SHORT PROBLEM: Without further comment, state how many lines in the listing below contain the word "especially".

DATA RECORDS:
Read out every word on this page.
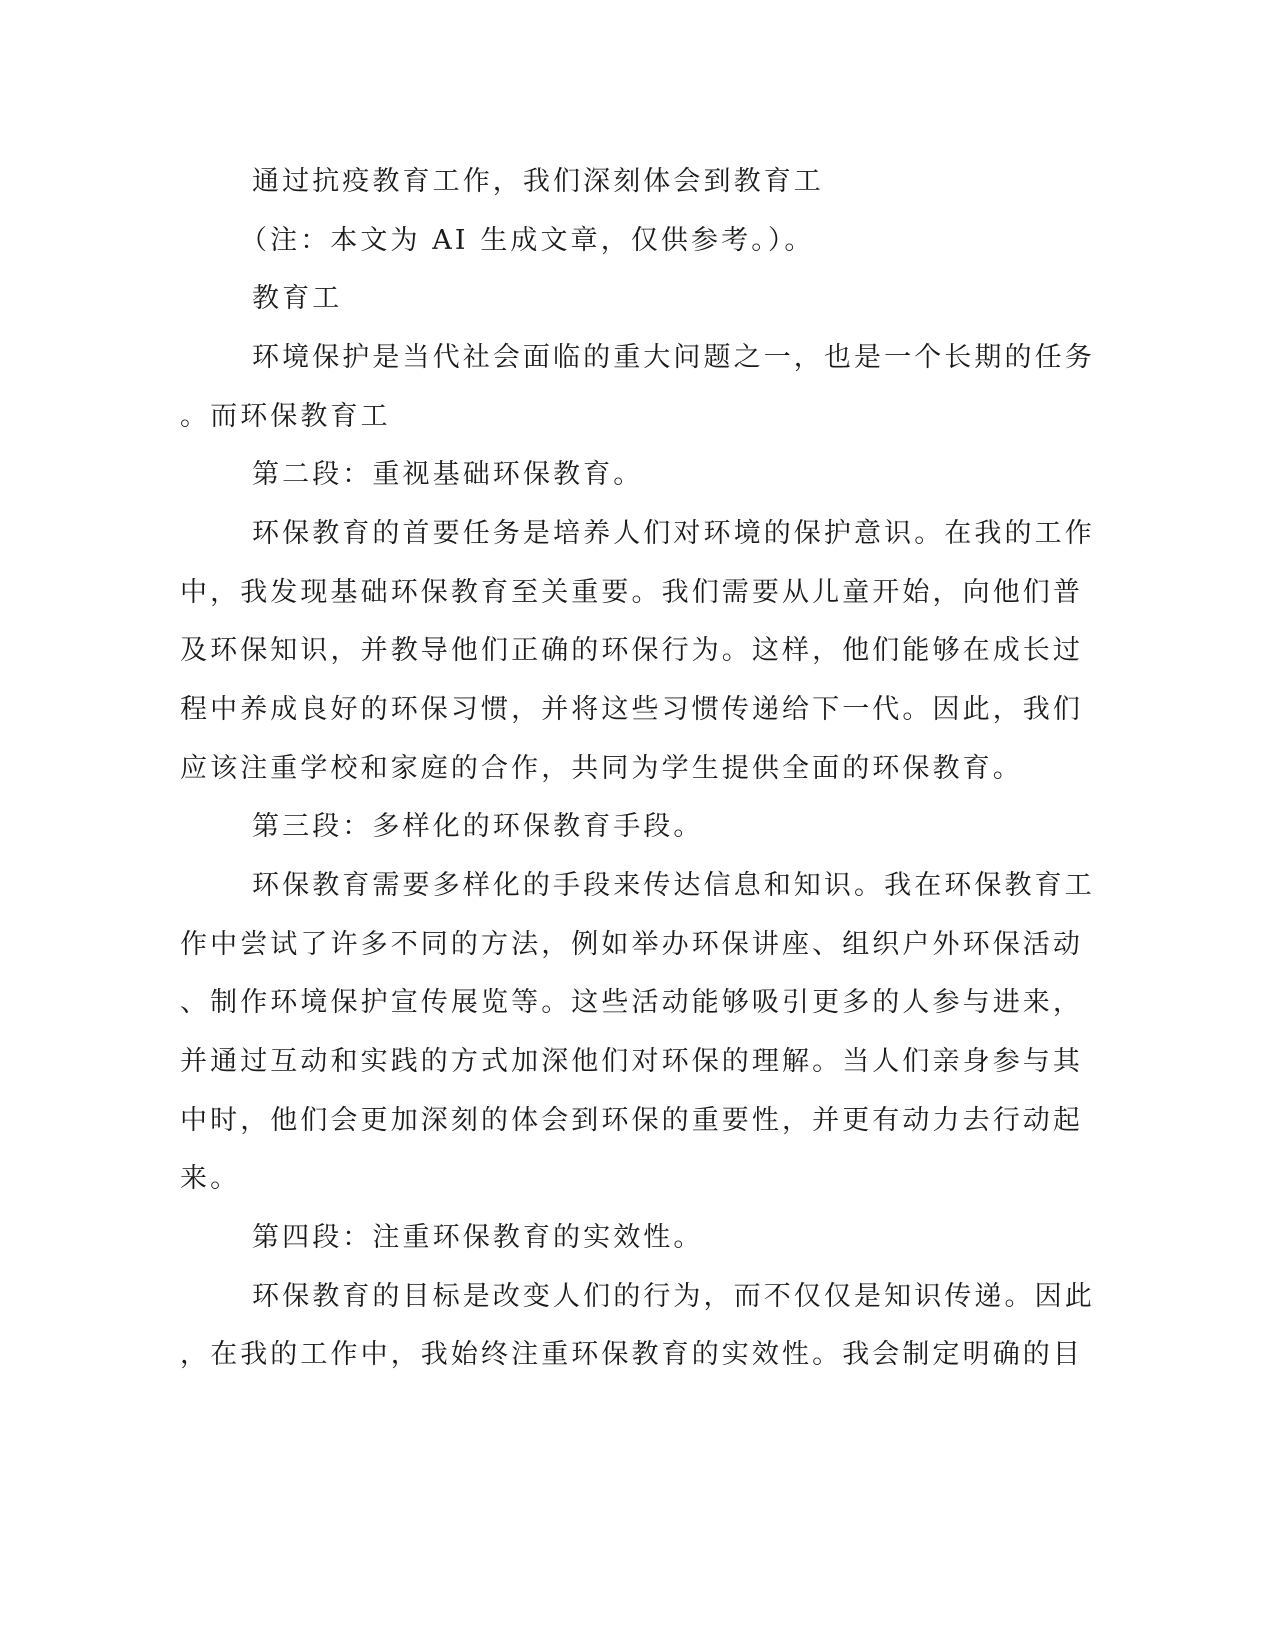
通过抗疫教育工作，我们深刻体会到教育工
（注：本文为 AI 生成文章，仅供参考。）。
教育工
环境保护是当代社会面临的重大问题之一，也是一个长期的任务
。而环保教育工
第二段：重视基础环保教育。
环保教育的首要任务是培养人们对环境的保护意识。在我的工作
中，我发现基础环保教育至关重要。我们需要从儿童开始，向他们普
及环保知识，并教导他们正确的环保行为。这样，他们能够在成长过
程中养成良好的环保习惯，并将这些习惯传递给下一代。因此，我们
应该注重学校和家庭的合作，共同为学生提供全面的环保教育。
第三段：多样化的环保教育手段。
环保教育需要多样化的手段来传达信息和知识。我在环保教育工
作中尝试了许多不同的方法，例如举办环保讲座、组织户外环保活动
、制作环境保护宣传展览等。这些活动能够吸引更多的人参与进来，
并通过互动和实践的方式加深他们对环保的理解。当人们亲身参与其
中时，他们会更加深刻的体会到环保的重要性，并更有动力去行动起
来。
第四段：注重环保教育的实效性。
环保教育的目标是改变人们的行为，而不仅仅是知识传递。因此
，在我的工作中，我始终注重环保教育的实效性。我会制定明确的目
---
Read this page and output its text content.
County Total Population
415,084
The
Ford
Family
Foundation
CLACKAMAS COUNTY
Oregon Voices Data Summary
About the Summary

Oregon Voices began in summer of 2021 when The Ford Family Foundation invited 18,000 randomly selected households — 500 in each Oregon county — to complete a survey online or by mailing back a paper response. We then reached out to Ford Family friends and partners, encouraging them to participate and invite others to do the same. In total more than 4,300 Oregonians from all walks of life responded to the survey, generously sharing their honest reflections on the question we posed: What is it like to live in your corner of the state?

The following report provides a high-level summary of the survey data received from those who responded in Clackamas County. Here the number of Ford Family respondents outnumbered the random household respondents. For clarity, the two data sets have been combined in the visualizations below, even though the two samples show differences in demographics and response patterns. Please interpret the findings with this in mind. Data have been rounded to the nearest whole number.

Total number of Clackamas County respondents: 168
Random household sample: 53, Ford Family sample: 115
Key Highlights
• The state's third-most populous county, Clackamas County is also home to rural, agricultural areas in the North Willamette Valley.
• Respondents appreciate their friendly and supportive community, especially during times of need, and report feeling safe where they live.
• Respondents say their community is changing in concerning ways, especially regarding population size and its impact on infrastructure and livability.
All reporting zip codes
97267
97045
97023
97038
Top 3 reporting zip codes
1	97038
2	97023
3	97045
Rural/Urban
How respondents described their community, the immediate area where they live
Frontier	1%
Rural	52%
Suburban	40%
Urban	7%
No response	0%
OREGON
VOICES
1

RESULT FOR THIS TASK: 2